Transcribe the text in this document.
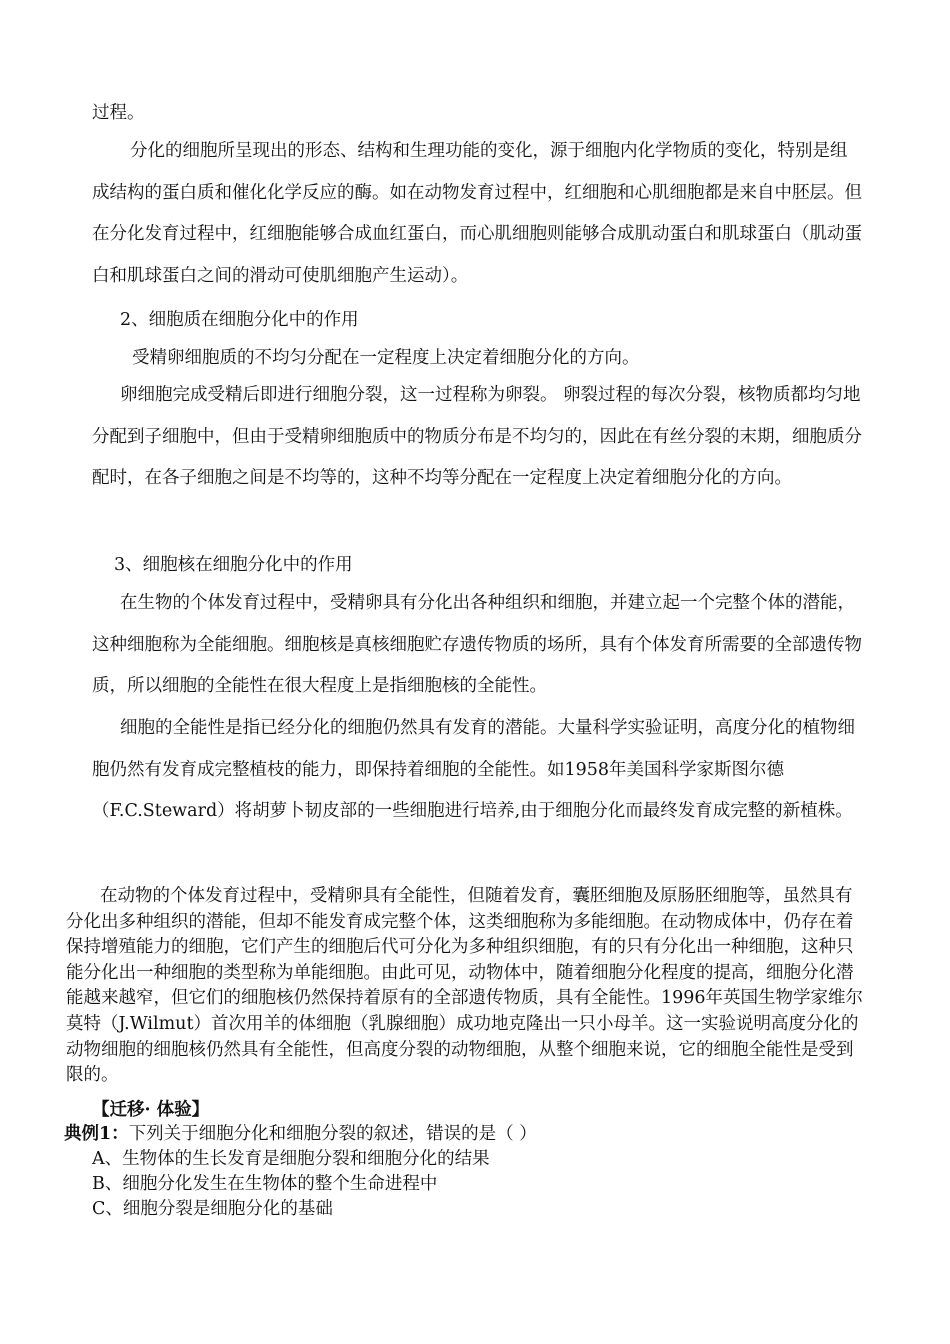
过程。

分化的细胞所呈现出的形态、结构和生理功能的变化，源于细胞内化学物质的变化，特别是组成结构的蛋白质和催化化学反应的酶。如在动物发育过程中，红细胞和心肌细胞都是来自中胚层。但在分化发育过程中，红细胞能够合成血红蛋白，而心肌细胞则能够合成肌动蛋白和肌球蛋白（肌动蛋白和肌球蛋白之间的滑动可使肌细胞产生运动）。

2、细胞质在细胞分化中的作用

受精卵细胞质的不均匀分配在一定程度上决定着细胞分化的方向。

卵细胞完成受精后即进行细胞分裂，这一过程称为卵裂。 卵裂过程的每次分裂，核物质都均匀地分配到子细胞中，但由于受精卵细胞质中的物质分布是不均匀的，因此在有丝分裂的末期，细胞质分配时，在各子细胞之间是不均等的，这种不均等分配在一定程度上决定着细胞分化的方向。

3、细胞核在细胞分化中的作用

在生物的个体发育过程中，受精卵具有分化出各种组织和细胞，并建立起一个完整个体的潜能，这种细胞称为全能细胞。细胞核是真核细胞贮存遗传物质的场所，具有个体发育所需要的全部遗传物质，所以细胞的全能性在很大程度上是指细胞核的全能性。

细胞的全能性是指已经分化的细胞仍然具有发育的潜能。大量科学实验证明，高度分化的植物细胞仍然有发育成完整植枝的能力，即保持着细胞的全能性。如1958年美国科学家斯图尔德（F.C.Steward）将胡萝卜韧皮部的一些细胞进行培养,由于细胞分化而最终发育成完整的新植株。

在动物的个体发育过程中，受精卵具有全能性，但随着发育，囊胚细胞及原肠胚细胞等，虽然具有分化出多种组织的潜能，但却不能发育成完整个体，这类细胞称为多能细胞。在动物成体中，仍存在着保持增殖能力的细胞，它们产生的细胞后代可分化为多种组织细胞，有的只有分化出一种细胞，这种只能分化出一种细胞的类型称为单能细胞。由此可见，动物体中，随着细胞分化程度的提高，细胞分化潜能越来越窄，但它们的细胞核仍然保持着原有的全部遗传物质，具有全能性。1996年英国生物学家维尔莫特（J.Wilmut）首次用羊的体细胞（乳腺细胞）成功地克隆出一只小母羊。这一实验说明高度分化的动物细胞的细胞核仍然具有全能性，但高度分裂的动物细胞，从整个细胞来说，它的细胞全能性是受到限的。

【迁移· 体验】

典例1：下列关于细胞分化和细胞分裂的叙述，错误的是（ ）

A、生物体的生长发育是细胞分裂和细胞分化的结果

B、细胞分化发生在生物体的整个生命进程中

C、细胞分裂是细胞分化的基础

- - -

• Short task: Copy the records above exactly, leaving out every picture.

• Task output:
Transcribe the text in this document.
过程。

分化的细胞所呈现出的形态、结构和生理功能的变化，源于细胞内化学物质的变化，特别是组成结构的蛋白质和催化化学反应的酶。如在动物发育过程中，红细胞和心肌细胞都是来自中胚层。但在分化发育过程中，红细胞能够合成血红蛋白，而心肌细胞则能够合成肌动蛋白和肌球蛋白（肌动蛋白和肌球蛋白之间的滑动可使肌细胞产生运动）。

2、细胞质在细胞分化中的作用

受精卵细胞质的不均匀分配在一定程度上决定着细胞分化的方向。

卵细胞完成受精后即进行细胞分裂，这一过程称为卵裂。 卵裂过程的每次分裂，核物质都均匀地分配到子细胞中，但由于受精卵细胞质中的物质分布是不均匀的，因此在有丝分裂的末期，细胞质分配时，在各子细胞之间是不均等的，这种不均等分配在一定程度上决定着细胞分化的方向。

3、细胞核在细胞分化中的作用

在生物的个体发育过程中，受精卵具有分化出各种组织和细胞，并建立起一个完整个体的潜能，这种细胞称为全能细胞。细胞核是真核细胞贮存遗传物质的场所，具有个体发育所需要的全部遗传物质，所以细胞的全能性在很大程度上是指细胞核的全能性。

细胞的全能性是指已经分化的细胞仍然具有发育的潜能。大量科学实验证明，高度分化的植物细胞仍然有发育成完整植枝的能力，即保持着细胞的全能性。如1958年美国科学家斯图尔德（F.C.Steward）将胡萝卜韧皮部的一些细胞进行培养,由于细胞分化而最终发育成完整的新植株。

在动物的个体发育过程中，受精卵具有全能性，但随着发育，囊胚细胞及原肠胚细胞等，虽然具有分化出多种组织的潜能，但却不能发育成完整个体，这类细胞称为多能细胞。在动物成体中，仍存在着保持增殖能力的细胞，它们产生的细胞后代可分化为多种组织细胞，有的只有分化出一种细胞，这种只能分化出一种细胞的类型称为单能细胞。由此可见，动物体中，随着细胞分化程度的提高，细胞分化潜能越来越窄，但它们的细胞核仍然保持着原有的全部遗传物质，具有全能性。1996年英国生物学家维尔莫特（J.Wilmut）首次用羊的体细胞（乳腺细胞）成功地克隆出一只小母羊。这一实验说明高度分化的动物细胞的细胞核仍然具有全能性，但高度分裂的动物细胞，从整个细胞来说，它的细胞全能性是受到限的。

【迁移· 体验】

典例1：下列关于细胞分化和细胞分裂的叙述，错误的是（ ）

A、生物体的生长发育是细胞分裂和细胞分化的结果

B、细胞分化发生在生物体的整个生命进程中

C、细胞分裂是细胞分化的基础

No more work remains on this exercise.